Coordinate annotation entries.
━━━━━━━━━━
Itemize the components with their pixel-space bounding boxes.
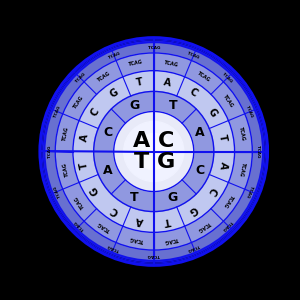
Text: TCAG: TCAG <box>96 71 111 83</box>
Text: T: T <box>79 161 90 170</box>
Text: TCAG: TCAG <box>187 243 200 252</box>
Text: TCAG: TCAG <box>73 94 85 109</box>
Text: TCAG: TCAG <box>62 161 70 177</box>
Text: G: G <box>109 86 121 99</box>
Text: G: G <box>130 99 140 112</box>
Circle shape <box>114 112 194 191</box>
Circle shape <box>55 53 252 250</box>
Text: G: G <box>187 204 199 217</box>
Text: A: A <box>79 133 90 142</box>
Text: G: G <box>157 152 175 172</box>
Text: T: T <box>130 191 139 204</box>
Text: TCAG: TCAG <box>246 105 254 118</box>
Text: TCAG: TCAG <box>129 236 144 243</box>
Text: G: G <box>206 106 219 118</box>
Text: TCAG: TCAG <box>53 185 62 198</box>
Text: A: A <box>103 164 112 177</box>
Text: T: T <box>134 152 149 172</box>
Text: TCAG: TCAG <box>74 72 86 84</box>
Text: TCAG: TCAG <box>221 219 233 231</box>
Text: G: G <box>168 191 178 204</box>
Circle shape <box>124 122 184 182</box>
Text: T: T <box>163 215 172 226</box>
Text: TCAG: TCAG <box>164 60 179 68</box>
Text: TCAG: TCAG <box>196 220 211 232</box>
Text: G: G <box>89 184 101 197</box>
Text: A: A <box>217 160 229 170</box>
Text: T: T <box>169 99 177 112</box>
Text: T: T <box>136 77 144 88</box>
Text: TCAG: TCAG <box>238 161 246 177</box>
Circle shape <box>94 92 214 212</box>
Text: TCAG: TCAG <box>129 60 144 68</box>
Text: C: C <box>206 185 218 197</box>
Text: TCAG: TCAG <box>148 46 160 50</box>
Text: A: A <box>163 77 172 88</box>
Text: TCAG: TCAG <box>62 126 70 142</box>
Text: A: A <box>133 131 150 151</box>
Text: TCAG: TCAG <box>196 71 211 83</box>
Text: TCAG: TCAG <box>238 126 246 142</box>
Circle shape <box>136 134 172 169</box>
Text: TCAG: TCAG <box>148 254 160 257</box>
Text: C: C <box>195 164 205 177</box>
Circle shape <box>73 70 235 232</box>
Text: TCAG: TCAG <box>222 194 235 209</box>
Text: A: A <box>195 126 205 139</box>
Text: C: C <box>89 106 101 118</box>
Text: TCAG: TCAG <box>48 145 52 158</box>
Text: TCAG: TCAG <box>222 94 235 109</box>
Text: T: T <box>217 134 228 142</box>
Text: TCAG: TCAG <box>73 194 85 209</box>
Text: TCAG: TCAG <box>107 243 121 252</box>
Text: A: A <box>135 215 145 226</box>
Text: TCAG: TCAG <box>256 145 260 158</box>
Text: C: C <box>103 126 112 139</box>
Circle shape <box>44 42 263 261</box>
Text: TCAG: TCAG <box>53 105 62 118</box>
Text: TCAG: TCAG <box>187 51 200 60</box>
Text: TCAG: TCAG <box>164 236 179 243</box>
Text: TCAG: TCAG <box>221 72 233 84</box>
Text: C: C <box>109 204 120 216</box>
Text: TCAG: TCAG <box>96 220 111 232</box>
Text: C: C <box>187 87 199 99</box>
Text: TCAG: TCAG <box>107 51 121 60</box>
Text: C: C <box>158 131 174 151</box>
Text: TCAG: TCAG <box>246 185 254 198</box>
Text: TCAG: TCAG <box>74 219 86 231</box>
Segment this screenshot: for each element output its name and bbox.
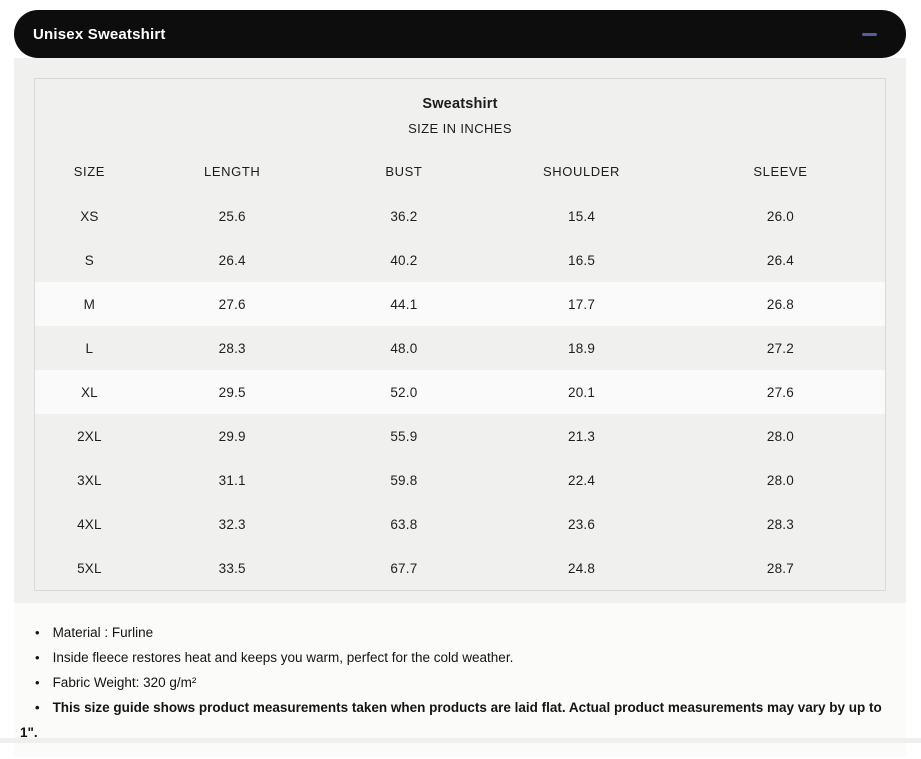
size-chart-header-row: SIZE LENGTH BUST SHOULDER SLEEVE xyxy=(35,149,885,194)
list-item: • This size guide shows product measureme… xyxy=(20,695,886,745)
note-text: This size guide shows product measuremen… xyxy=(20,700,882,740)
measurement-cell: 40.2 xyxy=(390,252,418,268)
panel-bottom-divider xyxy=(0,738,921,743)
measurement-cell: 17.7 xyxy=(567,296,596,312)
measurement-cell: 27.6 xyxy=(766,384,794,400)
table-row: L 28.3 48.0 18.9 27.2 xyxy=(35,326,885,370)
━━━━━━━━━━
Turn every line of the entries into a JSON list of strings, one string per line, with blank lines omitted. Leave out the pictures.

[
  "Itemize the components with their pixel-space bounding boxes.",
  "Text: TCAG: TCAG <box>96 71 111 83</box>",
  "Text: T: T <box>79 161 90 170</box>",
  "Text: TCAG: TCAG <box>187 243 200 252</box>",
  "Text: TCAG: TCAG <box>73 94 85 109</box>",
  "Text: TCAG: TCAG <box>62 161 70 177</box>",
  "Text: G: G <box>109 86 121 99</box>",
  "Text: G: G <box>130 99 140 112</box>",
  "Circle shape <box>114 112 194 191</box>",
  "Circle shape <box>55 53 252 250</box>",
  "Text: G: G <box>187 204 199 217</box>",
  "Text: A: A <box>79 133 90 142</box>",
  "Text: G: G <box>157 152 175 172</box>",
  "Text: T: T <box>130 191 139 204</box>",
  "Text: TCAG: TCAG <box>246 105 254 118</box>",
  "Text: TCAG: TCAG <box>129 236 144 243</box>",
  "Text: G: G <box>206 106 219 118</box>",
  "Text: TCAG: TCAG <box>53 185 62 198</box>",
  "Text: A: A <box>103 164 112 177</box>",
  "Text: T: T <box>134 152 149 172</box>",
  "Text: TCAG: TCAG <box>74 72 86 84</box>",
  "Text: TCAG: TCAG <box>221 219 233 231</box>",
  "Text: G: G <box>168 191 178 204</box>",
  "Circle shape <box>124 122 184 182</box>",
  "Text: T: T <box>163 215 172 226</box>",
  "Text: TCAG: TCAG <box>164 60 179 68</box>",
  "Text: TCAG: TCAG <box>196 220 211 232</box>",
  "Text: G: G <box>89 184 101 197</box>",
  "Text: A: A <box>217 160 229 170</box>",
  "Text: T: T <box>169 99 177 112</box>",
  "Text: T: T <box>136 77 144 88</box>",
  "Text: TCAG: TCAG <box>238 161 246 177</box>",
  "Circle shape <box>94 92 214 212</box>",
  "Text: TCAG: TCAG <box>129 60 144 68</box>",
  "Text: C: C <box>206 185 218 197</box>",
  "Text: TCAG: TCAG <box>148 46 160 50</box>",
  "Text: A: A <box>163 77 172 88</box>",
  "Text: TCAG: TCAG <box>62 126 70 142</box>",
  "Text: A: A <box>133 131 150 151</box>",
  "Text: TCAG: TCAG <box>196 71 211 83</box>",
  "Text: TCAG: TCAG <box>238 126 246 142</box>",
  "Circle shape <box>136 134 172 169</box>",
  "Text: TCAG: TCAG <box>148 254 160 257</box>",
  "Text: C: C <box>195 164 205 177</box>",
  "Circle shape <box>73 70 235 232</box>",
  "Text: TCAG: TCAG <box>222 194 235 209</box>",
  "Text: A: A <box>195 126 205 139</box>",
  "Text: C: C <box>89 106 101 118</box>",
  "Text: TCAG: TCAG <box>48 145 52 158</box>",
  "Text: TCAG: TCAG <box>222 94 235 109</box>",
  "Text: T: T <box>217 134 228 142</box>",
  "Text: TCAG: TCAG <box>73 194 85 209</box>",
  "Text: TCAG: TCAG <box>107 243 121 252</box>",
  "Text: A: A <box>135 215 145 226</box>",
  "Text: TCAG: TCAG <box>256 145 260 158</box>",
  "Text: C: C <box>103 126 112 139</box>",
  "Circle shape <box>44 42 263 261</box>",
  "Text: TCAG: TCAG <box>53 105 62 118</box>",
  "Text: TCAG: TCAG <box>187 51 200 60</box>",
  "Text: TCAG: TCAG <box>164 236 179 243</box>",
  "Text: TCAG: TCAG <box>221 72 233 84</box>",
  "Text: C: C <box>109 204 120 216</box>",
  "Text: TCAG: TCAG <box>96 220 111 232</box>",
  "Text: C: C <box>187 87 199 99</box>",
  "Text: TCAG: TCAG <box>107 51 121 60</box>",
  "Text: C: C <box>158 131 174 151</box>",
  "Text: TCAG: TCAG <box>246 185 254 198</box>",
  "Text: TCAG: TCAG <box>74 219 86 231</box>",
  "Segment this screenshot: for each element output its name and bbox.",
  "size-chart-header-row: SIZE LENGTH BUST SHOULDER SLEEVE xyxy=(35,149,885,194)",
  "list-item: • This size guide shows product measureme… xyxy=(20,695,886,745)",
  "note-text: This size guide shows product measuremen… xyxy=(20,700,882,740)",
  "measurement-cell: 40.2 xyxy=(390,252,418,268)",
  "panel-bottom-divider xyxy=(0,738,921,743)",
  "measurement-cell: 17.7 xyxy=(567,296,596,312)",
  "measurement-cell: 27.6 xyxy=(766,384,794,400)",
  "table-row: L 28.3 48.0 18.9 27.2 xyxy=(35,326,885,370)"
]